⟨
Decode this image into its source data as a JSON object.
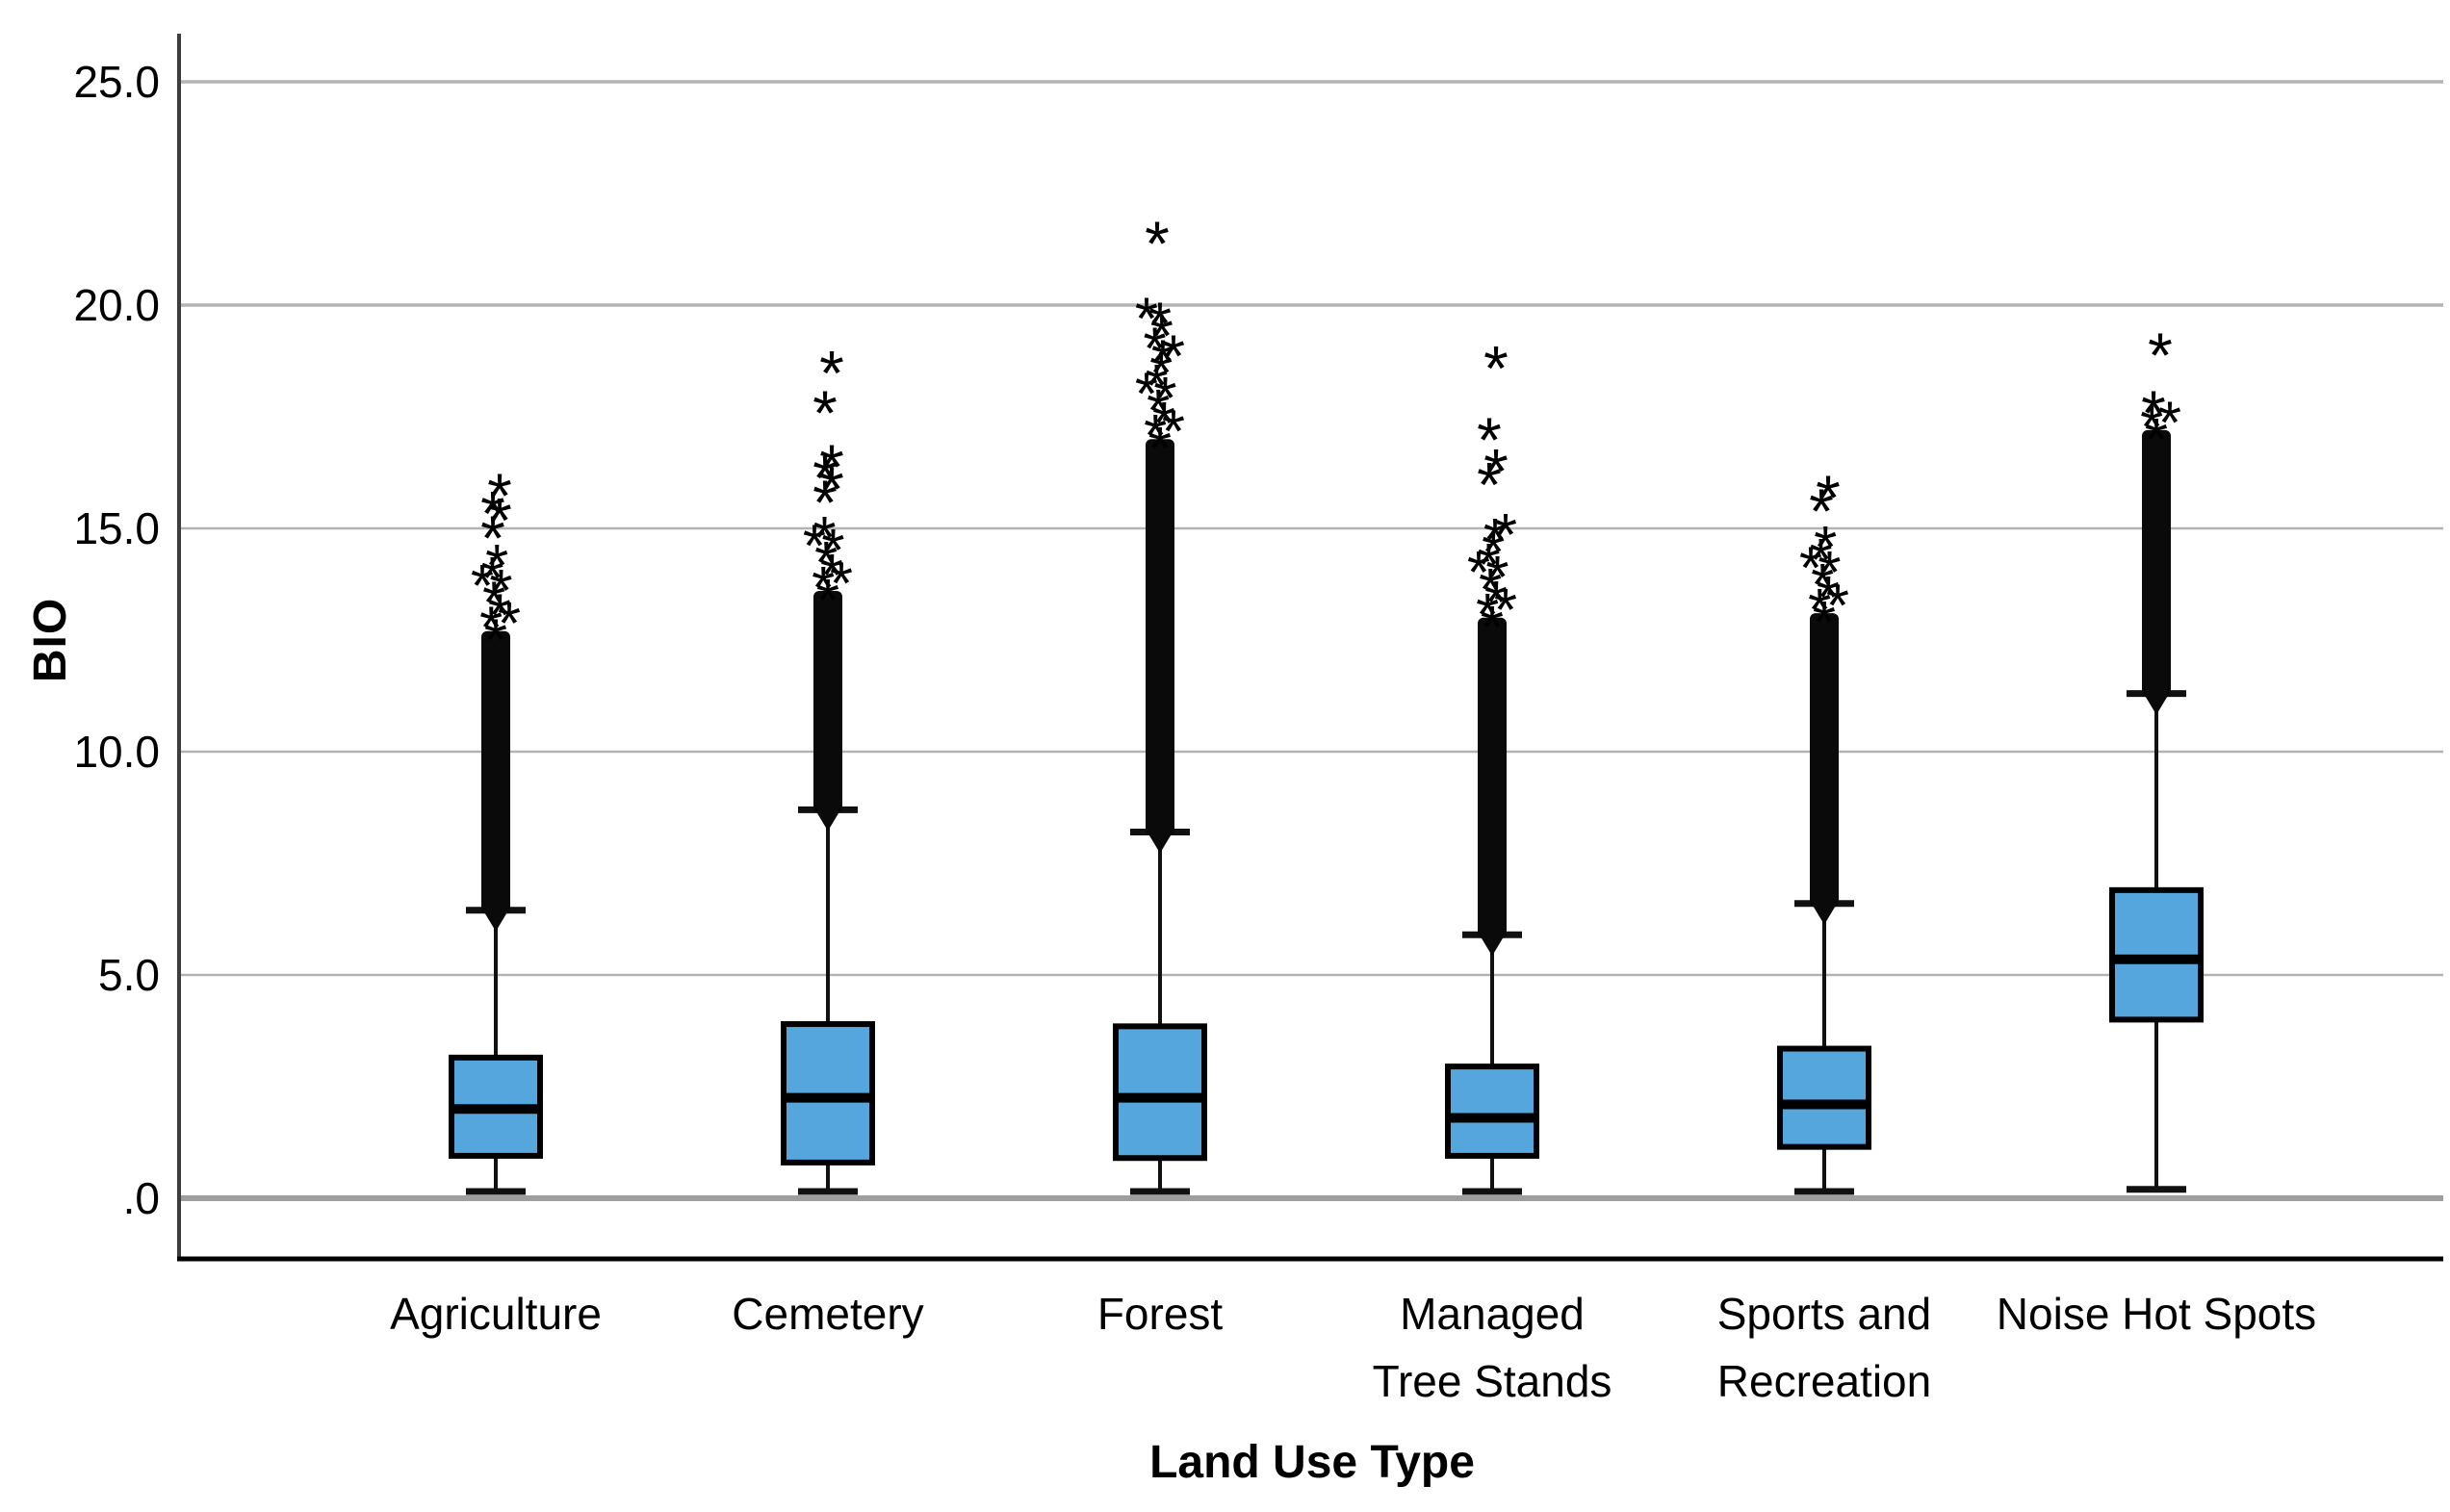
{
  "chart_data": {
    "type": "boxplot",
    "title": "",
    "ylabel": "BIO",
    "xlabel": "Land Use Type",
    "ylim": [
      0,
      26.5
    ],
    "grid": true,
    "box_fill_color": "#55a6dc",
    "box_stroke_color": "#000000",
    "outlier_marker": "*",
    "yticks": [
      {
        "label": ".0",
        "value": 0
      },
      {
        "label": "5.0",
        "value": 5
      },
      {
        "label": "10.0",
        "value": 10
      },
      {
        "label": "15.0",
        "value": 15
      },
      {
        "label": "20.0",
        "value": 20
      },
      {
        "label": "25.0",
        "value": 25
      }
    ],
    "categories": [
      "Agriculture",
      "Cemetery",
      "Forest",
      "Managed Tree Stands",
      "Sports and Recreation",
      "Noise Hot Spots"
    ],
    "series": [
      {
        "name": "Agriculture",
        "label_lines": [
          "Agriculture"
        ],
        "whisker_low": 0.15,
        "q1": 0.95,
        "median": 2.0,
        "q3": 3.15,
        "whisker_high": 6.45,
        "dense_outlier_column_to": 12.7,
        "scattered_outliers_to": 14.5,
        "extreme_outliers": [
          15.0,
          15.4,
          15.55,
          15.95
        ]
      },
      {
        "name": "Cemetery",
        "label_lines": [
          "Cemetery"
        ],
        "whisker_low": 0.15,
        "q1": 0.8,
        "median": 2.25,
        "q3": 3.9,
        "whisker_high": 8.7,
        "dense_outlier_column_to": 13.6,
        "scattered_outliers_to": 15.2,
        "extreme_outliers": [
          15.8,
          16.1,
          16.35,
          16.6,
          17.8,
          18.7
        ]
      },
      {
        "name": "Forest",
        "label_lines": [
          "Forest"
        ],
        "whisker_low": 0.15,
        "q1": 0.9,
        "median": 2.25,
        "q3": 3.85,
        "whisker_high": 8.2,
        "dense_outlier_column_to": 17.0,
        "scattered_outliers_to": 20.0,
        "extreme_outliers": [
          21.6
        ]
      },
      {
        "name": "Managed Tree Stands",
        "label_lines": [
          "Managed",
          "Tree Stands"
        ],
        "whisker_low": 0.15,
        "q1": 0.95,
        "median": 1.8,
        "q3": 2.95,
        "whisker_high": 5.9,
        "dense_outlier_column_to": 13.0,
        "scattered_outliers_to": 15.2,
        "extreme_outliers": [
          16.2,
          16.5,
          17.2,
          18.8
        ]
      },
      {
        "name": "Sports and Recreation",
        "label_lines": [
          "Sports and",
          "Recreation"
        ],
        "whisker_low": 0.15,
        "q1": 1.15,
        "median": 2.1,
        "q3": 3.35,
        "whisker_high": 6.6,
        "dense_outlier_column_to": 13.1,
        "scattered_outliers_to": 14.9,
        "extreme_outliers": [
          15.6,
          15.9
        ]
      },
      {
        "name": "Noise Hot Spots",
        "label_lines": [
          "Noise Hot Spots"
        ],
        "whisker_low": 0.2,
        "q1": 4.0,
        "median": 5.35,
        "q3": 6.9,
        "whisker_high": 11.3,
        "dense_outlier_column_to": 17.2,
        "scattered_outliers_to": 17.5,
        "extreme_outliers": [
          17.8,
          19.1
        ]
      }
    ]
  }
}
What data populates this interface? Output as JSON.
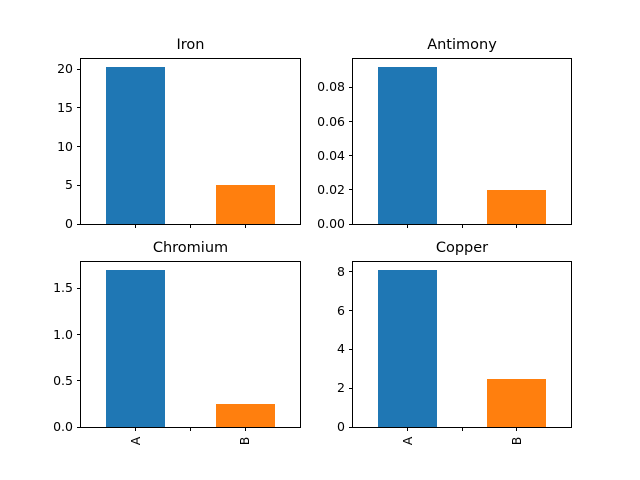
{
  "figure": {
    "background": "#ffffff",
    "bar_colors": [
      "#1f77b4",
      "#ff7f0e"
    ],
    "spine_color": "#000000",
    "text_color": "#000000"
  },
  "chart_data": [
    {
      "type": "bar",
      "title": "Iron",
      "categories": [
        "A",
        "B"
      ],
      "values": [
        20.3,
        5.0
      ],
      "yticks": [
        0,
        5,
        10,
        15,
        20
      ],
      "ytick_labels": [
        "0",
        "5",
        "10",
        "15",
        "20"
      ],
      "ylim": [
        0,
        21.3
      ],
      "xlabel": "",
      "ylabel": "",
      "grid": false,
      "legend": "none",
      "show_xticklabels": false
    },
    {
      "type": "bar",
      "title": "Antimony",
      "categories": [
        "A",
        "B"
      ],
      "values": [
        0.092,
        0.02
      ],
      "yticks": [
        0,
        0.02,
        0.04,
        0.06,
        0.08
      ],
      "ytick_labels": [
        "0.00",
        "0.02",
        "0.04",
        "0.06",
        "0.08"
      ],
      "ylim": [
        0,
        0.0966
      ],
      "xlabel": "",
      "ylabel": "",
      "grid": false,
      "legend": "none",
      "show_xticklabels": false
    },
    {
      "type": "bar",
      "title": "Chromium",
      "categories": [
        "A",
        "B"
      ],
      "values": [
        1.7,
        0.25
      ],
      "yticks": [
        0,
        0.5,
        1.0,
        1.5
      ],
      "ytick_labels": [
        "0.0",
        "0.5",
        "1.0",
        "1.5"
      ],
      "ylim": [
        0,
        1.785
      ],
      "xlabel": "",
      "ylabel": "",
      "grid": false,
      "legend": "none",
      "show_xticklabels": true
    },
    {
      "type": "bar",
      "title": "Copper",
      "categories": [
        "A",
        "B"
      ],
      "values": [
        8.1,
        2.5
      ],
      "yticks": [
        0,
        2,
        4,
        6,
        8
      ],
      "ytick_labels": [
        "0",
        "2",
        "4",
        "6",
        "8"
      ],
      "ylim": [
        0,
        8.505
      ],
      "xlabel": "",
      "ylabel": "",
      "grid": false,
      "legend": "none",
      "show_xticklabels": true
    }
  ]
}
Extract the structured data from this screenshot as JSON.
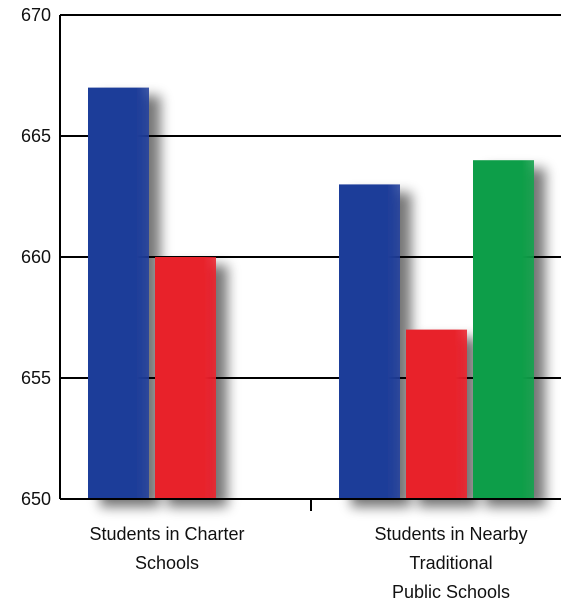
{
  "chart_data": {
    "type": "bar",
    "title": "",
    "xlabel": "",
    "ylabel": "",
    "ylim": [
      650,
      670
    ],
    "yticks": [
      650,
      655,
      660,
      665,
      670
    ],
    "grid": true,
    "legend": "none",
    "categories": [
      [
        "Students in Charter",
        "Schools"
      ],
      [
        "Students in Nearby",
        "Traditional",
        "Public Schools"
      ]
    ],
    "series": [
      {
        "color": "#1f3d99",
        "values": [
          667,
          663
        ]
      },
      {
        "color": "#e8202a",
        "values": [
          660,
          657
        ]
      },
      {
        "color": "#0f9e48",
        "values": [
          null,
          664
        ]
      }
    ]
  }
}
⟩
● Aim of the exercise: Where a line above holds the string "Tree", show that line.

● Finished exercise:
      "Managed Tree Stands",
        "name": "Managed Tree Stands",
          "Tree Stands"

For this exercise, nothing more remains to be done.